Find the line containing "Output the text content of this document.". Reproduce it and every line after it up to the end of the records, exactly as written.
>> START Material shown
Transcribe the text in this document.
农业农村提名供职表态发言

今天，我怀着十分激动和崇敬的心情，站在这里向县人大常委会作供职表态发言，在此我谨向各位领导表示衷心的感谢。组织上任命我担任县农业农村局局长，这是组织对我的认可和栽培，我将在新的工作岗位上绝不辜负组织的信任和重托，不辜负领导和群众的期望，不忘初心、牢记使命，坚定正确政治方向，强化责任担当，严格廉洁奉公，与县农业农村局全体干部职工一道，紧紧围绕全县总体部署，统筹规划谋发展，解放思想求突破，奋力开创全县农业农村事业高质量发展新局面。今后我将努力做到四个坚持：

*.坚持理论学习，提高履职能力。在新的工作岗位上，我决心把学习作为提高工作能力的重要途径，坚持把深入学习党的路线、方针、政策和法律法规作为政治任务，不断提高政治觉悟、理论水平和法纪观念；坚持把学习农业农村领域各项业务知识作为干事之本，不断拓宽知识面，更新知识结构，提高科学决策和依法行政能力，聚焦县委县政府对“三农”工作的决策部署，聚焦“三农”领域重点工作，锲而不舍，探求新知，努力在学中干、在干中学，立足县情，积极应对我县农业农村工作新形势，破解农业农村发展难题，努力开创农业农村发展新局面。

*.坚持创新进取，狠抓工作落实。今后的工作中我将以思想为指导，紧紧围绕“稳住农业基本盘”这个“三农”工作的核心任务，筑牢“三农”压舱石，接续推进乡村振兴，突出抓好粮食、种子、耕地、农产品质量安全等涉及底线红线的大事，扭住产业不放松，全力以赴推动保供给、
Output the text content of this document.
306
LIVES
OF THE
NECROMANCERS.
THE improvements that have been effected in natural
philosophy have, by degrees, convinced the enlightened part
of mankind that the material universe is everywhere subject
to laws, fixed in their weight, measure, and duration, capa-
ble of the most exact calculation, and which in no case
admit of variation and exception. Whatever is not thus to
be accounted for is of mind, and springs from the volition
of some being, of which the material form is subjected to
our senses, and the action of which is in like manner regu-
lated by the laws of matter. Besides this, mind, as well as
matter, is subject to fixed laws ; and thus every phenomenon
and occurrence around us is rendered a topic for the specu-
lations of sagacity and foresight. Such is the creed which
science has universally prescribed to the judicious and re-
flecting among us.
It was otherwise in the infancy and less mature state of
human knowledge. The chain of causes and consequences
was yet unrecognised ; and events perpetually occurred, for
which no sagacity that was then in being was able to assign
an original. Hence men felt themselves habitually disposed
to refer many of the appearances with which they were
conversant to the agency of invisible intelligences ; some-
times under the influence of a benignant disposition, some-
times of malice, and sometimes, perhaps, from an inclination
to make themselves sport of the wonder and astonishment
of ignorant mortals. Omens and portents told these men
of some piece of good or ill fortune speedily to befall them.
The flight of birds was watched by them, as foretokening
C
>> END Material shown
Task response:
Output the text content of this document.
306
LIVES
OF THE
NECROMANCERS.
THE improvements that have been effected in natural
philosophy have, by degrees, convinced the enlightened part
of mankind that the material universe is everywhere subject
to laws, fixed in their weight, measure, and duration, capa-
ble of the most exact calculation, and which in no case
admit of variation and exception. Whatever is not thus to
be accounted for is of mind, and springs from the volition
of some being, of which the material form is subjected to
our senses, and the action of which is in like manner regu-
lated by the laws of matter. Besides this, mind, as well as
matter, is subject to fixed laws ; and thus every phenomenon
and occurrence around us is rendered a topic for the specu-
lations of sagacity and foresight. Such is the creed which
science has universally prescribed to the judicious and re-
flecting among us.
It was otherwise in the infancy and less mature state of
human knowledge. The chain of causes and consequences
was yet unrecognised ; and events perpetually occurred, for
which no sagacity that was then in being was able to assign
an original. Hence men felt themselves habitually disposed
to refer many of the appearances with which they were
conversant to the agency of invisible intelligences ; some-
times under the influence of a benignant disposition, some-
times of malice, and sometimes, perhaps, from an inclination
to make themselves sport of the wonder and astonishment
of ignorant mortals. Omens and portents told these men
of some piece of good or ill fortune speedily to befall them.
The flight of birds was watched by them, as foretokening
C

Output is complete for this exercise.